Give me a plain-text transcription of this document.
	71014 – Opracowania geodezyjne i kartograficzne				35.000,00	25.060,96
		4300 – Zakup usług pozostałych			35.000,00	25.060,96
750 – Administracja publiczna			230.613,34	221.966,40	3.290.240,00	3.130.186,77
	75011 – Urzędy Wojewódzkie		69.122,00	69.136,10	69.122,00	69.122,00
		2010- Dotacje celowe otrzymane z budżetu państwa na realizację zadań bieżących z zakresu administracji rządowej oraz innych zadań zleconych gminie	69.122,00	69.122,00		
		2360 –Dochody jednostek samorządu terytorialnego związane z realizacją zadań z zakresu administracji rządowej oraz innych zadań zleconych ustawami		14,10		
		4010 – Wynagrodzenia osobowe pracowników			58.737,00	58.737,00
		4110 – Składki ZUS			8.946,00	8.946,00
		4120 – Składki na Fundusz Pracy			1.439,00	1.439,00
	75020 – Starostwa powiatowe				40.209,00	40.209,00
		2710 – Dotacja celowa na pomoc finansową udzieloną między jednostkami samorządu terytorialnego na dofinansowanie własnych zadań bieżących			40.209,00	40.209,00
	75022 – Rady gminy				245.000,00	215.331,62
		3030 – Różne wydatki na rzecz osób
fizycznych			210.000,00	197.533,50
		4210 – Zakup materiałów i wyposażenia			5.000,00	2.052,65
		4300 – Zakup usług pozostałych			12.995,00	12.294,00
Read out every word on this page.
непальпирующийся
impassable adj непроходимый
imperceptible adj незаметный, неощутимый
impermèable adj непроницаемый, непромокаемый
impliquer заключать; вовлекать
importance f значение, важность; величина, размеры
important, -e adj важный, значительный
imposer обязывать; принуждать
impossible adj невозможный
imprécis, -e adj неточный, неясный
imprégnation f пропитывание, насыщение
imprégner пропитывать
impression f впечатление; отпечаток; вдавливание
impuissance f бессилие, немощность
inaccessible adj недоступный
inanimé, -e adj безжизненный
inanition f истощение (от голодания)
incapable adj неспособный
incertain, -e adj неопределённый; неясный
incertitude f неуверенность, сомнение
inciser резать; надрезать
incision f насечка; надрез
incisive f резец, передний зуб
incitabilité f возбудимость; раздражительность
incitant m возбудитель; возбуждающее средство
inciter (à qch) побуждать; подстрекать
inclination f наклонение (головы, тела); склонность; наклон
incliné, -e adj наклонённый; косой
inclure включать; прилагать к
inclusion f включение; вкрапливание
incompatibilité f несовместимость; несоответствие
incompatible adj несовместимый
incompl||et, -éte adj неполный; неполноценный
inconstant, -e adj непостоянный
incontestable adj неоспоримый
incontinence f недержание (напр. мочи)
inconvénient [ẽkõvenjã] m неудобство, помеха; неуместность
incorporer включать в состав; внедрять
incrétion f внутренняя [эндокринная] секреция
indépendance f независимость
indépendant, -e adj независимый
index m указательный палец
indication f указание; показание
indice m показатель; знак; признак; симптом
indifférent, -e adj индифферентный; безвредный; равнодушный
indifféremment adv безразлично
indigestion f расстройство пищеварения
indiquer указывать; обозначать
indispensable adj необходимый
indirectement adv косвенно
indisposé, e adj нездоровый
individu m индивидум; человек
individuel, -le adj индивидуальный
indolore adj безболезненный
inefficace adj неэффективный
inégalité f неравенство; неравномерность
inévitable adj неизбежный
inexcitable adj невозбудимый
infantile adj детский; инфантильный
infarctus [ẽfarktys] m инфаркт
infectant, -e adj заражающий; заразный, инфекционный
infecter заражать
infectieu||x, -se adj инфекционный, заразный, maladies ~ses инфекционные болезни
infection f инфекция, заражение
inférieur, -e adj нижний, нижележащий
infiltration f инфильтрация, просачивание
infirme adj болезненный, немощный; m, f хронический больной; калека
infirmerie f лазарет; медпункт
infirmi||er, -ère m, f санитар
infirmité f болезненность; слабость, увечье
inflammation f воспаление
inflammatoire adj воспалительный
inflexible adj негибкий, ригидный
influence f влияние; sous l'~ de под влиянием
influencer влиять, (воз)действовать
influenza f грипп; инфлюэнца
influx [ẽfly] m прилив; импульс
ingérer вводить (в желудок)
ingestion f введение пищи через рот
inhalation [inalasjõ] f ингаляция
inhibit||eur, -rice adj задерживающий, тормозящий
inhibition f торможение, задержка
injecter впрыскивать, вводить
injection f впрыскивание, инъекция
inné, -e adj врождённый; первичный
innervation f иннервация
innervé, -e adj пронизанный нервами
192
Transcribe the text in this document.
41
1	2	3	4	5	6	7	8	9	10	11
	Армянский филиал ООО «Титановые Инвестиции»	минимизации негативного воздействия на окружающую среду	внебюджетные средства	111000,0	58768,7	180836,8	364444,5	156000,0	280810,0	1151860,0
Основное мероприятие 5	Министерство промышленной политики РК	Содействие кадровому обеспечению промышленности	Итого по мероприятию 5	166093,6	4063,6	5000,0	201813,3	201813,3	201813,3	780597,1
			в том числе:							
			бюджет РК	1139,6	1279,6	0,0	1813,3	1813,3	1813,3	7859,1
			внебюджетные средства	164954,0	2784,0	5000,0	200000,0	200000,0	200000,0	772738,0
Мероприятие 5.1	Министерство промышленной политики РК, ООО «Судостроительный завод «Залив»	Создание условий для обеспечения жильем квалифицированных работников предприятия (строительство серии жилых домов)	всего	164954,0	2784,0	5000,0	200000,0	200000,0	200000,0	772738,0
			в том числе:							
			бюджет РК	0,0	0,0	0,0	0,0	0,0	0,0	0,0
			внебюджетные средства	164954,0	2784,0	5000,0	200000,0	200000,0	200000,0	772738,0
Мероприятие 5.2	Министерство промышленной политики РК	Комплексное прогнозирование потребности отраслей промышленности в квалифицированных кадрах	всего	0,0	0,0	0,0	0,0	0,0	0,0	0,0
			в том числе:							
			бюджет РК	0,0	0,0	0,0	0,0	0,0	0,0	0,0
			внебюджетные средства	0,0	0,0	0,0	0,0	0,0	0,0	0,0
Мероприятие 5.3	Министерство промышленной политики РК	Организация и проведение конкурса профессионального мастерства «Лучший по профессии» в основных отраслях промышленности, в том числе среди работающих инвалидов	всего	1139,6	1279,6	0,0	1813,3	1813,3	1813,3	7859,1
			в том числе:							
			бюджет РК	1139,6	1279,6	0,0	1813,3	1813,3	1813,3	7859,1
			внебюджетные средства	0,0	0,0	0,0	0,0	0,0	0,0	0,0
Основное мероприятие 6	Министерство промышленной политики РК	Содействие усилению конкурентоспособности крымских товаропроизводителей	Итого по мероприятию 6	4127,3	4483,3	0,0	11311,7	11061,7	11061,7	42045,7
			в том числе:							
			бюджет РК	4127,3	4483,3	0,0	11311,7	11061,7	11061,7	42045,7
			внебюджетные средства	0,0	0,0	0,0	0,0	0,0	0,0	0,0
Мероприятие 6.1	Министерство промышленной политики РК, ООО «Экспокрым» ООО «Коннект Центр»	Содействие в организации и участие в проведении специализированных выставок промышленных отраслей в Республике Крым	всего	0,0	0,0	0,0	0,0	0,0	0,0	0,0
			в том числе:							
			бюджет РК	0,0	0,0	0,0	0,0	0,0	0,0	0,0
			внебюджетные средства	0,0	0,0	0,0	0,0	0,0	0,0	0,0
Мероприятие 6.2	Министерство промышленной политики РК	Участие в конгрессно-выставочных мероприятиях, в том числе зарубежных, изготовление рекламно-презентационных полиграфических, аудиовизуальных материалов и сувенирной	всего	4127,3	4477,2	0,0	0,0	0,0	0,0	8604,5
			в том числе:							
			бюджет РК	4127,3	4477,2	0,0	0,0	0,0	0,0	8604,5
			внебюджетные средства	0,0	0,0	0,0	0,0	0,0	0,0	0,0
·····
Go through the material above line by line and copy it exactly.

COMPLETED TASK
Give me a plain-text transcription of this document.
	71014 – Opracowania geodezyjne i kartograficzne				35.000,00	25.060,96
		4300 – Zakup usług pozostałych			35.000,00	25.060,96
750 – Administracja publiczna			230.613,34	221.966,40	3.290.240,00	3.130.186,77
	75011 – Urzędy Wojewódzkie		69.122,00	69.136,10	69.122,00	69.122,00
		2010- Dotacje celowe otrzymane z budżetu państwa na realizację zadań bieżących z zakresu administracji rządowej oraz innych zadań zleconych gminie	69.122,00	69.122,00		
		2360 –Dochody jednostek samorządu terytorialnego związane z realizacją zadań z zakresu administracji rządowej oraz innych zadań zleconych ustawami		14,10		
		4010 – Wynagrodzenia osobowe pracowników			58.737,00	58.737,00
		4110 – Składki ZUS			8.946,00	8.946,00
		4120 – Składki na Fundusz Pracy			1.439,00	1.439,00
	75020 – Starostwa powiatowe				40.209,00	40.209,00
		2710 – Dotacja celowa na pomoc finansową udzieloną między jednostkami samorządu terytorialnego na dofinansowanie własnych zadań bieżących			40.209,00	40.209,00
	75022 – Rady gminy				245.000,00	215.331,62
		3030 – Różne wydatki na rzecz osób
fizycznych			210.000,00	197.533,50
		4210 – Zakup materiałów i wyposażenia			5.000,00	2.052,65
		4300 – Zakup usług pozostałych			12.995,00	12.294,00
Read out every word on this page.
непальпирующийся
impassable adj непроходимый
imperceptible adj незаметный, неощутимый
impermèable adj непроницаемый, непромокаемый
impliquer заключать; вовлекать
importance f значение, важность; величина, размеры
important, -e adj важный, значительный
imposer обязывать; принуждать
impossible adj невозможный
imprécis, -e adj неточный, неясный
imprégnation f пропитывание, насыщение
imprégner пропитывать
impression f впечатление; отпечаток; вдавливание
impuissance f бессилие, немощность
inaccessible adj недоступный
inanimé, -e adj безжизненный
inanition f истощение (от голодания)
incapable adj неспособный
incertain, -e adj неопределённый; неясный
incertitude f неуверенность, сомнение
inciser резать; надрезать
incision f насечка; надрез
incisive f резец, передний зуб
incitabilité f возбудимость; раздражительность
incitant m возбудитель; возбуждающее средство
inciter (à qch) побуждать; подстрекать
inclination f наклонение (головы, тела); склонность; наклон
incliné, -e adj наклонённый; косой
inclure включать; прилагать к
inclusion f включение; вкрапливание
incompatibilité f несовместимость; несоответствие
incompatible adj несовместимый
incompl||et, -éte adj неполный; неполноценный
inconstant, -e adj непостоянный
incontestable adj неоспоримый
incontinence f недержание (напр. мочи)
inconvénient [ẽkõvenjã] m неудобство, помеха; неуместность
incorporer включать в состав; внедрять
incrétion f внутренняя [эндокринная] секреция
indépendance f независимость
indépendant, -e adj независимый
index m указательный палец
indication f указание; показание
indice m показатель; знак; признак; симптом
indifférent, -e adj индифферентный; безвредный; равнодушный
indifféremment adv безразлично
indigestion f расстройство пищеварения
indiquer указывать; обозначать
indispensable adj необходимый
indirectement adv косвенно
indisposé, e adj нездоровый
individu m индивидум; человек
individuel, -le adj индивидуальный
indolore adj безболезненный
inefficace adj неэффективный
inégalité f неравенство; неравномерность
inévitable adj неизбежный
inexcitable adj невозбудимый
infantile adj детский; инфантильный
infarctus [ẽfarktys] m инфаркт
infectant, -e adj заражающий; заразный, инфекционный
infecter заражать
infectieu||x, -se adj инфекционный, заразный, maladies ~ses инфекционные болезни
infection f инфекция, заражение
inférieur, -e adj нижний, нижележащий
infiltration f инфильтрация, просачивание
infirme adj болезненный, немощный; m, f хронический больной; калека
infirmerie f лазарет; медпункт
infirmi||er, -ère m, f санитар
infirmité f болезненность; слабость, увечье
inflammation f воспаление
inflammatoire adj воспалительный
inflexible adj негибкий, ригидный
influence f влияние; sous l'~ de под влиянием
influencer влиять, (воз)действовать
influenza f грипп; инфлюэнца
influx [ẽfly] m прилив; импульс
ingérer вводить (в желудок)
ingestion f введение пищи через рот
inhalation [inalasjõ] f ингаляция
inhibit||eur, -rice adj задерживающий, тормозящий
inhibition f торможение, задержка
injecter впрыскивать, вводить
injection f впрыскивание, инъекция
inné, -e adj врождённый; первичный
innervation f иннервация
innervé, -e adj пронизанный нервами
192
Transcribe the text in this document.
41
1	2	3	4	5	6	7	8	9	10	11
	Армянский филиал ООО «Титановые Инвестиции»	минимизации негативного воздействия на окружающую среду	внебюджетные средства	111000,0	58768,7	180836,8	364444,5	156000,0	280810,0	1151860,0
Основное мероприятие 5	Министерство промышленной политики РК	Содействие кадровому обеспечению промышленности	Итого по мероприятию 5	166093,6	4063,6	5000,0	201813,3	201813,3	201813,3	780597,1
			в том числе:							
			бюджет РК	1139,6	1279,6	0,0	1813,3	1813,3	1813,3	7859,1
			внебюджетные средства	164954,0	2784,0	5000,0	200000,0	200000,0	200000,0	772738,0
Мероприятие 5.1	Министерство промышленной политики РК, ООО «Судостроительный завод «Залив»	Создание условий для обеспечения жильем квалифицированных работников предприятия (строительство серии жилых домов)	всего	164954,0	2784,0	5000,0	200000,0	200000,0	200000,0	772738,0
			в том числе:							
			бюджет РК	0,0	0,0	0,0	0,0	0,0	0,0	0,0
			внебюджетные средства	164954,0	2784,0	5000,0	200000,0	200000,0	200000,0	772738,0
Мероприятие 5.2	Министерство промышленной политики РК	Комплексное прогнозирование потребности отраслей промышленности в квалифицированных кадрах	всего	0,0	0,0	0,0	0,0	0,0	0,0	0,0
			в том числе:							
			бюджет РК	0,0	0,0	0,0	0,0	0,0	0,0	0,0
			внебюджетные средства	0,0	0,0	0,0	0,0	0,0	0,0	0,0
Мероприятие 5.3	Министерство промышленной политики РК	Организация и проведение конкурса профессионального мастерства «Лучший по профессии» в основных отраслях промышленности, в том числе среди работающих инвалидов	всего	1139,6	1279,6	0,0	1813,3	1813,3	1813,3	7859,1
			в том числе:							
			бюджет РК	1139,6	1279,6	0,0	1813,3	1813,3	1813,3	7859,1
			внебюджетные средства	0,0	0,0	0,0	0,0	0,0	0,0	0,0
Основное мероприятие 6	Министерство промышленной политики РК	Содействие усилению конкурентоспособности крымских товаропроизводителей	Итого по мероприятию 6	4127,3	4483,3	0,0	11311,7	11061,7	11061,7	42045,7
			в том числе:							
			бюджет РК	4127,3	4483,3	0,0	11311,7	11061,7	11061,7	42045,7
			внебюджетные средства	0,0	0,0	0,0	0,0	0,0	0,0	0,0
Мероприятие 6.1	Министерство промышленной политики РК, ООО «Экспокрым» ООО «Коннект Центр»	Содействие в организации и участие в проведении специализированных выставок промышленных отраслей в Республике Крым	всего	0,0	0,0	0,0	0,0	0,0	0,0	0,0
			в том числе:							
			бюджет РК	0,0	0,0	0,0	0,0	0,0	0,0	0,0
			внебюджетные средства	0,0	0,0	0,0	0,0	0,0	0,0	0,0
Мероприятие 6.2	Министерство промышленной политики РК	Участие в конгрессно-выставочных мероприятиях, в том числе зарубежных, изготовление рекламно-презентационных полиграфических, аудиовизуальных материалов и сувенирной	всего	4127,3	4477,2	0,0	0,0	0,0	0,0	8604,5
			в том числе:							
			бюджет РК	4127,3	4477,2	0,0	0,0	0,0	0,0	8604,5
			внебюджетные средства	0,0	0,0	0,0	0,0	0,0	0,0	0,0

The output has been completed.